***** Supplied data

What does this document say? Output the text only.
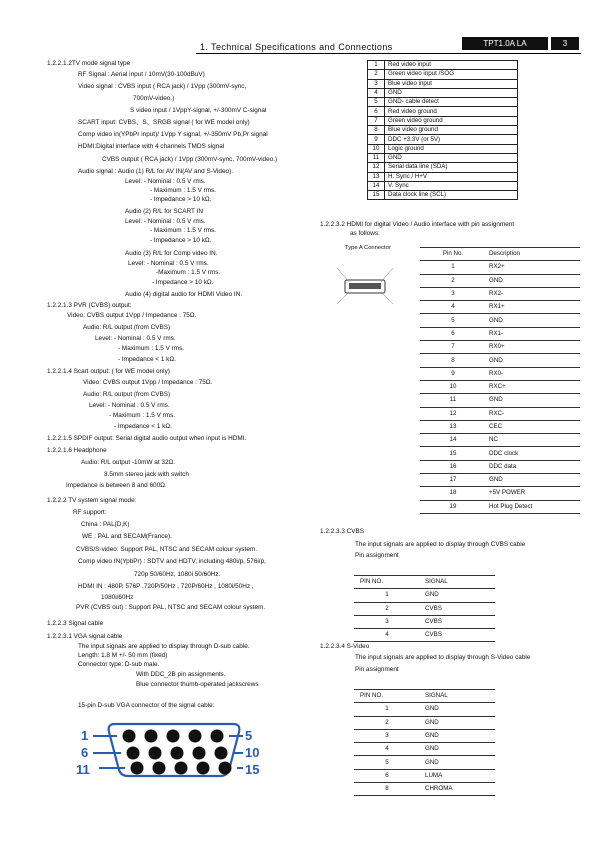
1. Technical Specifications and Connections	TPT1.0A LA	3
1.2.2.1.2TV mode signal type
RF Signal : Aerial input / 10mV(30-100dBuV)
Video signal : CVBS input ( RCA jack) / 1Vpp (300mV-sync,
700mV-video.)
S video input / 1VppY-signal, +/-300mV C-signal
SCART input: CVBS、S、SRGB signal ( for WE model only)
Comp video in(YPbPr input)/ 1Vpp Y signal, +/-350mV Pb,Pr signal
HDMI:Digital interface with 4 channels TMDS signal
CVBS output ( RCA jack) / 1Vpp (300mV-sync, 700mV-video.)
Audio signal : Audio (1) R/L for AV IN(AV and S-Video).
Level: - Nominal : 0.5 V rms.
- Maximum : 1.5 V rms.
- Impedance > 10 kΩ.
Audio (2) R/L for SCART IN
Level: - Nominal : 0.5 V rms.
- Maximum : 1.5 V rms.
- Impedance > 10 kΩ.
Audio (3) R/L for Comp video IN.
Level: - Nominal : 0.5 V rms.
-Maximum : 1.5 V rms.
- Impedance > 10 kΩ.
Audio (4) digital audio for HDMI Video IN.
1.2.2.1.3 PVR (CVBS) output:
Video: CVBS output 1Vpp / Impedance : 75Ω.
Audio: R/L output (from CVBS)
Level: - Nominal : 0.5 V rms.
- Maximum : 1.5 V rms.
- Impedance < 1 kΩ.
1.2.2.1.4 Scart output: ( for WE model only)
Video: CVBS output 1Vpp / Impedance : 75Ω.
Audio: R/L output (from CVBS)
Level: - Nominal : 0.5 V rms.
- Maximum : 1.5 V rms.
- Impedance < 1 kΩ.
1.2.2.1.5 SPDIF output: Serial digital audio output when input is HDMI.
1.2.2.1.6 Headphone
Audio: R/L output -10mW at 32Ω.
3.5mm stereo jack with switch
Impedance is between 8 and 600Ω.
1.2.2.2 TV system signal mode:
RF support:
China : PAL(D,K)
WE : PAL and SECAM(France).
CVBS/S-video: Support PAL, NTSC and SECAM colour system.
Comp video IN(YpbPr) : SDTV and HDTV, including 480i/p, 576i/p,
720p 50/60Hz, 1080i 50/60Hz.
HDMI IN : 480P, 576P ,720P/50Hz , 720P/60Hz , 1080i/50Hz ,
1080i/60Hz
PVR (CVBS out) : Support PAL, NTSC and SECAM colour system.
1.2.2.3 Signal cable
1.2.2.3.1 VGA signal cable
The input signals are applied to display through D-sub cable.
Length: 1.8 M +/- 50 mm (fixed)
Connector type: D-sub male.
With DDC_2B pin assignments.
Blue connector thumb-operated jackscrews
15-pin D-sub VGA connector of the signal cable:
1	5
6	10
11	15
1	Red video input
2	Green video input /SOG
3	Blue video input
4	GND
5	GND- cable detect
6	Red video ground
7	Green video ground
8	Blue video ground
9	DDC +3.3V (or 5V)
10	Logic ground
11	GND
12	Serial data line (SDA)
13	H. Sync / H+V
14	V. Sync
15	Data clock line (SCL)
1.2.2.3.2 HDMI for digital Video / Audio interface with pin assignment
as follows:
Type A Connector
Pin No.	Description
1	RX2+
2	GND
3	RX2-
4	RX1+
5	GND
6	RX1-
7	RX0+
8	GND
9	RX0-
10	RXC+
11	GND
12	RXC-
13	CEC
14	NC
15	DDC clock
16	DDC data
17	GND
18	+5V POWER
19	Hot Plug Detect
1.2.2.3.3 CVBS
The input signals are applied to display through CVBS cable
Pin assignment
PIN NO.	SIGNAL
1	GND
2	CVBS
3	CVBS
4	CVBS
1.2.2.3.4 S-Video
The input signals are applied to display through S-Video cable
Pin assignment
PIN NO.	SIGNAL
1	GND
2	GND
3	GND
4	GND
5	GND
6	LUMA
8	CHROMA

**********

● **Exercise**: Select from the material above each line in which the string "SECAM" appears, and list those lines.

● **Answer to the exercise**:
WE : PAL and SECAM(France).
CVBS/S-video: Support PAL, NTSC and SECAM colour system.
PVR (CVBS out) : Support PAL, NTSC and SECAM colour system.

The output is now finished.